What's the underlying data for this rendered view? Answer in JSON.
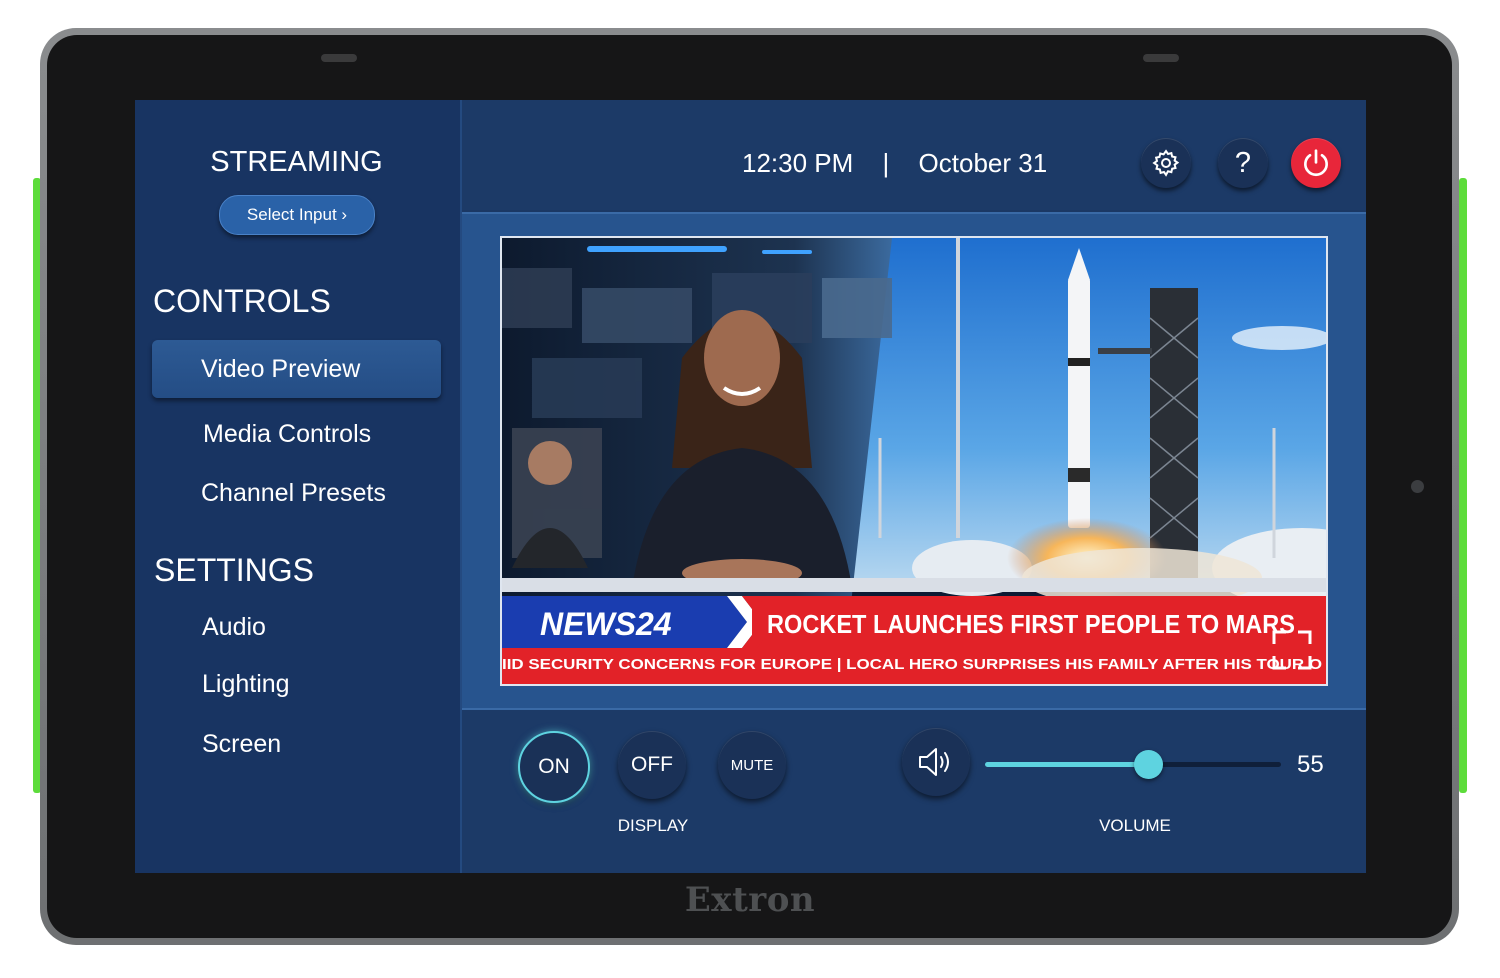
{
  "device": {
    "brand": "Extron"
  },
  "sidebar": {
    "streaming_title": "STREAMING",
    "select_input_label": "Select Input ›",
    "controls_heading": "CONTROLS",
    "controls_items": [
      {
        "label": "Video Preview",
        "active": true
      },
      {
        "label": "Media Controls",
        "active": false
      },
      {
        "label": "Channel Presets",
        "active": false
      }
    ],
    "settings_heading": "SETTINGS",
    "settings_items": [
      {
        "label": "Audio"
      },
      {
        "label": "Lighting"
      },
      {
        "label": "Screen"
      }
    ]
  },
  "header": {
    "time": "12:30 PM",
    "separator": "|",
    "date": "October 31",
    "icons": [
      "gear-icon",
      "question-icon",
      "power-icon"
    ]
  },
  "video": {
    "logo": "NEWS24",
    "headline": "ROCKET LAUNCHES FIRST PEOPLE TO MARS",
    "ticker": "IID SECURITY CONCERNS FOR EUROPE  |  LOCAL HERO SURPRISES HIS FAMILY AFTER HIS TOUR O",
    "overlay_icon": "fullscreen-icon"
  },
  "controls": {
    "display": {
      "on": "ON",
      "off": "OFF",
      "mute": "MUTE",
      "label": "DISPLAY",
      "state": "on"
    },
    "volume": {
      "icon": "speaker-icon",
      "value": 55,
      "level_fraction": 0.55,
      "label": "VOLUME"
    }
  },
  "colors": {
    "accent": "#5ed3e0",
    "power": "#e8263a",
    "panel": "#1b3864",
    "led": "#5ddc3b"
  }
}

------------------------------------------------------------------------

▶ [What you will do]: Without the pictures, return all the records precisely as they stand.

▶ [Full output]:
What's the underlying data for this rendered view? Answer in JSON.
{
  "device": {
    "brand": "Extron"
  },
  "sidebar": {
    "streaming_title": "STREAMING",
    "select_input_label": "Select Input ›",
    "controls_heading": "CONTROLS",
    "controls_items": [
      {
        "label": "Video Preview",
        "active": true
      },
      {
        "label": "Media Controls",
        "active": false
      },
      {
        "label": "Channel Presets",
        "active": false
      }
    ],
    "settings_heading": "SETTINGS",
    "settings_items": [
      {
        "label": "Audio"
      },
      {
        "label": "Lighting"
      },
      {
        "label": "Screen"
      }
    ]
  },
  "header": {
    "time": "12:30 PM",
    "separator": "|",
    "date": "October 31",
    "icons": [
      "gear-icon",
      "question-icon",
      "power-icon"
    ]
  },
  "video": {
    "logo": "NEWS24",
    "headline": "ROCKET LAUNCHES FIRST PEOPLE TO MARS",
    "ticker": "IID SECURITY CONCERNS FOR EUROPE  |  LOCAL HERO SURPRISES HIS FAMILY AFTER HIS TOUR O",
    "overlay_icon": "fullscreen-icon"
  },
  "controls": {
    "display": {
      "on": "ON",
      "off": "OFF",
      "mute": "MUTE",
      "label": "DISPLAY",
      "state": "on"
    },
    "volume": {
      "icon": "speaker-icon",
      "value": 55,
      "level_fraction": 0.55,
      "label": "VOLUME"
    }
  },
  "colors": {
    "accent": "#5ed3e0",
    "power": "#e8263a",
    "panel": "#1b3864",
    "led": "#5ddc3b"
  }
}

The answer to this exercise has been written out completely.